→ **TEXT SECTION**
########################################

If you ask me, when we're dragging retired CIA directors into the hotseat over alleged negligence in preventing an ENEMY action, the terrorists have won.

DA

Tachikaze
10-06-2005, 06:16
Redleg: Your posts of late, while relentlessly objective, have also been consistently lacking in content (and great in number). While I certainly appreciate the ninja-like display of Advoca-jitsu, it is beginning to annoy me, personally. :bow:

..

As far as the CIA thing-- do we really have to drag Tenet in front of an Accountability Board? I mean, isn't that what history books are for?? These failures happened on his watch and stained his record, and if he is indeed incompetent or deficient in some way, he's no longer in a position where that incompetence or deficiency is a danger to anyone.

If you ask me, when we're dragging retired CIA directors into the hotseat over alleged negligence in preventing an ENEMY action, the terrorists have won.

DA

Perhaps it sends a lesson to his successors.

Redleg
10-06-2005, 06:21
Redleg: Your posts of late, while relentlessly objective, have also been consistently lacking in content (and great in number). While I certainly appreciate the ninja-like display of Advoca-jitsu, it is beginning to annoy me, personally. :bow:


Must resist the tempation - sorry could not.

########################################

→ **SUPPLIED RECORDS**
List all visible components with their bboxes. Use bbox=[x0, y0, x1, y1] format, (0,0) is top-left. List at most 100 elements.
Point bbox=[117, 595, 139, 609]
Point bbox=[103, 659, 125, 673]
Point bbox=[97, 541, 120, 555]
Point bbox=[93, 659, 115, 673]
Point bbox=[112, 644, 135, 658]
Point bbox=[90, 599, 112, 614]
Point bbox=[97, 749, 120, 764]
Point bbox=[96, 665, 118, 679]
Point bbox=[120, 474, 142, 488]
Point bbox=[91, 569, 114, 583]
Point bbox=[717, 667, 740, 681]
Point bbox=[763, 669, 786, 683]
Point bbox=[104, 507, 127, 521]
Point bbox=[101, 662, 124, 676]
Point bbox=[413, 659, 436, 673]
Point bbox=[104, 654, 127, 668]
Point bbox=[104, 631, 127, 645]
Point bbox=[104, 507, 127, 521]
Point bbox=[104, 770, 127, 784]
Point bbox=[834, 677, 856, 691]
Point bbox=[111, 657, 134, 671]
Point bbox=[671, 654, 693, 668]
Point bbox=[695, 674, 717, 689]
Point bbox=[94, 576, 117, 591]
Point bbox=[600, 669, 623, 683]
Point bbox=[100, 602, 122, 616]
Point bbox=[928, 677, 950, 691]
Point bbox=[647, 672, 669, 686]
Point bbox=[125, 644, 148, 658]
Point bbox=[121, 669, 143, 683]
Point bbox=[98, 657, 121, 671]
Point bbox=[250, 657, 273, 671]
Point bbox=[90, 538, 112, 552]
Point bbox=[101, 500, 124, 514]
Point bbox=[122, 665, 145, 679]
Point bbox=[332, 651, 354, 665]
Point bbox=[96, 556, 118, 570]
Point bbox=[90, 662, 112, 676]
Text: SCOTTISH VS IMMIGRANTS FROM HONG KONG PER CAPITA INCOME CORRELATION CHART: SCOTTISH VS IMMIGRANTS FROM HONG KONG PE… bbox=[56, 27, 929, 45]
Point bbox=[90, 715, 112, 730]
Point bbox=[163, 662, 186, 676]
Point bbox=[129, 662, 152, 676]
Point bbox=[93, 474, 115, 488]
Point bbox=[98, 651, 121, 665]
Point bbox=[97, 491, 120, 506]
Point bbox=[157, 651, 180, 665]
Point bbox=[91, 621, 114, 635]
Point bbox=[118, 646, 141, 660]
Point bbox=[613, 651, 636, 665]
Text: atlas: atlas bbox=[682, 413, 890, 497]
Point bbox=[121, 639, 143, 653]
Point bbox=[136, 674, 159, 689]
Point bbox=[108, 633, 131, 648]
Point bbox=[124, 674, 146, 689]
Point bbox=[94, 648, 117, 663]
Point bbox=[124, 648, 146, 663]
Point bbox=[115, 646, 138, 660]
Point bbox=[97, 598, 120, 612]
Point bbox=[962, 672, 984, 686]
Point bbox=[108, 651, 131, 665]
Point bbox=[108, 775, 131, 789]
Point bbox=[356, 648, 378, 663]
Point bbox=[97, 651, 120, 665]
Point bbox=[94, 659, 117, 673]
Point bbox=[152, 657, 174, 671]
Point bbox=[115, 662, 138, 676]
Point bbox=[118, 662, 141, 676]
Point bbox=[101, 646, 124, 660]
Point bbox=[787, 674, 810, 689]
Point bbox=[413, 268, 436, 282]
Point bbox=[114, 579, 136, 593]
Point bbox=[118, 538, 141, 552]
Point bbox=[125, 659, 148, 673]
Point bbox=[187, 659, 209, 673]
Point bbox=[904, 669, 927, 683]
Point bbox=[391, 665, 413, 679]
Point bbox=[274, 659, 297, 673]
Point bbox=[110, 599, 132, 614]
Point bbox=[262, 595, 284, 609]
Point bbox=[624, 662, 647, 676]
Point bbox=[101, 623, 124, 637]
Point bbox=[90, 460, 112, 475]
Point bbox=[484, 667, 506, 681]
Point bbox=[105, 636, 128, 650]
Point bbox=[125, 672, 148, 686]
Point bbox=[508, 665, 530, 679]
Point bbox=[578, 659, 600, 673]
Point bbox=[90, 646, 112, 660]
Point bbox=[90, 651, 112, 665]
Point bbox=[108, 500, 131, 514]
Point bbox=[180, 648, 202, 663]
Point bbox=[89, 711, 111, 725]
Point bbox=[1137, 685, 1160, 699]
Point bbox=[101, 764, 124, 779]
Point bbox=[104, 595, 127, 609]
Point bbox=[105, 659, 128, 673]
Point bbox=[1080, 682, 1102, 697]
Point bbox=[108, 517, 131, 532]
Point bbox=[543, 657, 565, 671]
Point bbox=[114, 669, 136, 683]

########################################

→ **TASK INSTRUCTIONS**
Pick up the forum thread about Tenet and the CIA Accountability Board after its last line and continue it.

→ **EXERCISE RESPONSE**
~D

InsaneApache
10-06-2005, 09:05
I just liked the delicious irony of having Bush and accountability in the same sentence. ~D

InsaneApache
10-06-2005, 09:11
note: oops double post :embarassed: :embarassed: :embarassed:

Geoffrey S
10-06-2005, 14:46
Strange. Obviously some people screwed up badly, yet it is nobody's fault, no one needs to take responsibility (as always)? This kind of lack of accountability isn't going to help prevent future intelligence problems.

Though at the moment the problem lies with Goss, not Bush. While Goss is Bush's appointee it's hardly reasonable to assume every decisions made by every appointee is Bush's responsibility.

Must resist the tempation - sorry could not.
In the context, one of the funniest posts I've read. ~:)

Hurin_Rules
10-06-2005, 17:48
The decision is Goss's, and he should be the one condemned for it. On the other hand, Goss is Bush's appointee, and as other posters have noted, if Bush cares about accountability for the greatest intelligence failure in US history, he needs to be dialing Goss's number right now and telling him to reconsider.

I think part of the problem is that Bush is hesitant to completely turn on Tenet, because if he does, Tenet may turn on him, and raise the embarrassing issue of how the Bush administration used Tenet's intelligence. Remember, the 9/11 commission never looked at how the Bushies used the intelligence; we've never had an independent commission look at that issue. Bush does not want this skeleton in the closet to see the light of day.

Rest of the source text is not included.